Aim of the task:
Could you work out the number of lines in the listing that include the word "cubense" and reply with that figure alone?
+--
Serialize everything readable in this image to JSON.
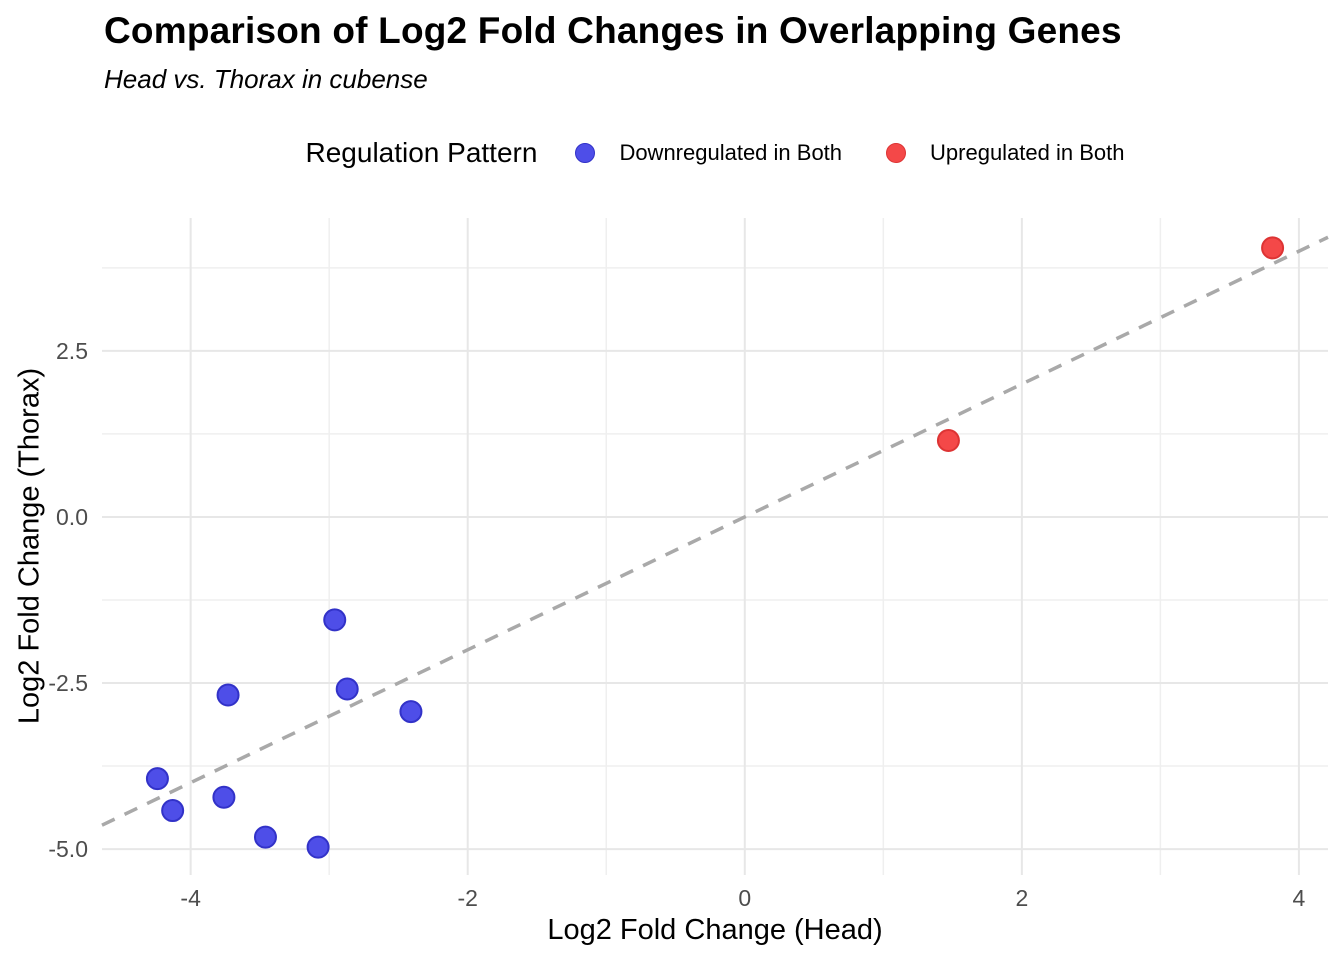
{
  "title": "Comparison of Log2 Fold Changes in Overlapping Genes",
  "subtitle": "Head vs. Thorax in cubense",
  "legend": {
    "title": "Regulation Pattern"
  },
  "chart_data": {
    "type": "scatter",
    "title": "Comparison of Log2 Fold Changes in Overlapping Genes",
    "subtitle": "Head vs. Thorax in cubense",
    "xlabel": "Log2 Fold Change (Head)",
    "ylabel": "Log2 Fold Change (Thorax)",
    "xlim": [
      -4.64,
      4.21
    ],
    "ylim": [
      -5.39,
      4.5
    ],
    "x_ticks": [
      -4,
      -2,
      0,
      2,
      4
    ],
    "x_tick_labels": [
      "-4",
      "-2",
      "0",
      "2",
      "4"
    ],
    "y_ticks": [
      -5,
      -2.5,
      0,
      2.5
    ],
    "y_tick_labels": [
      "-5.0",
      "-2.5",
      "0.0",
      "2.5"
    ],
    "x_minor_gridlines": [
      -3,
      -1,
      1,
      3
    ],
    "y_minor_gridlines": [
      -3.75,
      -1.25,
      1.25,
      3.75
    ],
    "grid": true,
    "legend_position": "top-center",
    "legend_title": "Regulation Pattern",
    "colors": {
      "grid_major": "#e7e7e7",
      "grid_minor": "#efefef",
      "tick_label": "#4d4d4d",
      "reference_line": "#a9a9a9"
    },
    "reference_line": {
      "kind": "identity",
      "slope": 1,
      "intercept": 0,
      "style": "dashed",
      "color": "#a9a9a9"
    },
    "series": [
      {
        "name": "Downregulated in Both",
        "fill": "#4e4ee8",
        "stroke": "#3232c8",
        "points": [
          [
            -2.96,
            -1.55
          ],
          [
            -3.73,
            -2.68
          ],
          [
            -2.87,
            -2.59
          ],
          [
            -2.41,
            -2.93
          ],
          [
            -4.24,
            -3.94
          ],
          [
            -4.13,
            -4.42
          ],
          [
            -3.76,
            -4.22
          ],
          [
            -3.46,
            -4.82
          ],
          [
            -3.08,
            -4.97
          ]
        ]
      },
      {
        "name": "Upregulated in Both",
        "fill": "#f44848",
        "stroke": "#dd3434",
        "points": [
          [
            1.47,
            1.15
          ],
          [
            3.81,
            4.05
          ]
        ]
      }
    ]
  }
}
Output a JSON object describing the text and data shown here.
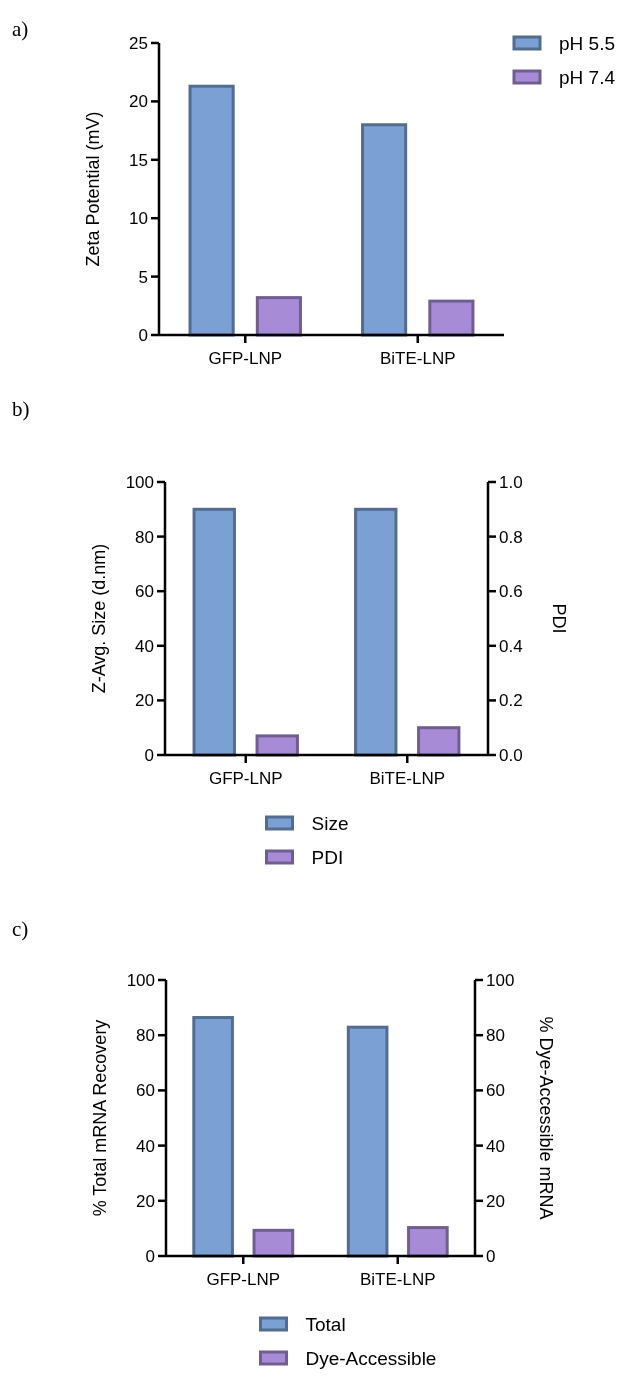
{
  "chart_data": [
    {
      "type": "bar",
      "title": "a)",
      "ylabel": "Zeta Potential (mV)",
      "categories": [
        "GFP-LNP",
        "BiTE-LNP"
      ],
      "series": [
        {
          "name": "pH 5.5",
          "color": "#7ba0d4",
          "values": [
            21.3,
            18.0
          ]
        },
        {
          "name": "pH 7.4",
          "color": "#a78bd6",
          "values": [
            3.2,
            2.9
          ]
        }
      ],
      "ylim": [
        0,
        25
      ],
      "yticks": [
        0,
        5,
        10,
        15,
        20,
        25
      ],
      "legend": "top right"
    },
    {
      "type": "bar",
      "title": "b)",
      "ylabel": "Z-Avg. Size (d.nm)",
      "y2label": "PDI",
      "categories": [
        "GFP-LNP",
        "BiTE-LNP"
      ],
      "series": [
        {
          "name": "Size",
          "color": "#7ba0d4",
          "values": [
            90,
            90
          ]
        },
        {
          "name": "PDI",
          "color": "#a78bd6",
          "values": [
            0.07,
            0.1
          ],
          "axis": "y2"
        }
      ],
      "ylim": [
        0,
        100
      ],
      "yticks": [
        0,
        20,
        40,
        60,
        80,
        100
      ],
      "y2lim": [
        0,
        1
      ],
      "y2ticks": [
        {
          "value": 0,
          "label": "0.0"
        },
        0.2,
        0.4,
        0.6,
        0.8,
        {
          "value": 1,
          "label": "1.0"
        }
      ],
      "legend": "bottom"
    },
    {
      "type": "bar",
      "title": "c)",
      "ylabel": "% Total mRNA Recovery",
      "y2label": "% Dye-Accessible mRNA",
      "categories": [
        "GFP-LNP",
        "BiTE-LNP"
      ],
      "series": [
        {
          "name": "Total",
          "color": "#7ba0d4",
          "values": [
            86.4,
            82.9
          ]
        },
        {
          "name": "Dye-Accessible",
          "color": "#a78bd6",
          "values": [
            9.3,
            10.3
          ],
          "axis": "y2"
        }
      ],
      "ylim": [
        0,
        100
      ],
      "yticks": [
        0,
        20,
        40,
        60,
        80,
        100
      ],
      "y2lim": [
        0,
        100
      ],
      "y2ticks": [
        0,
        20,
        40,
        60,
        80,
        100
      ],
      "legend": "bottom"
    }
  ]
}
+--
Output of the exercise:
2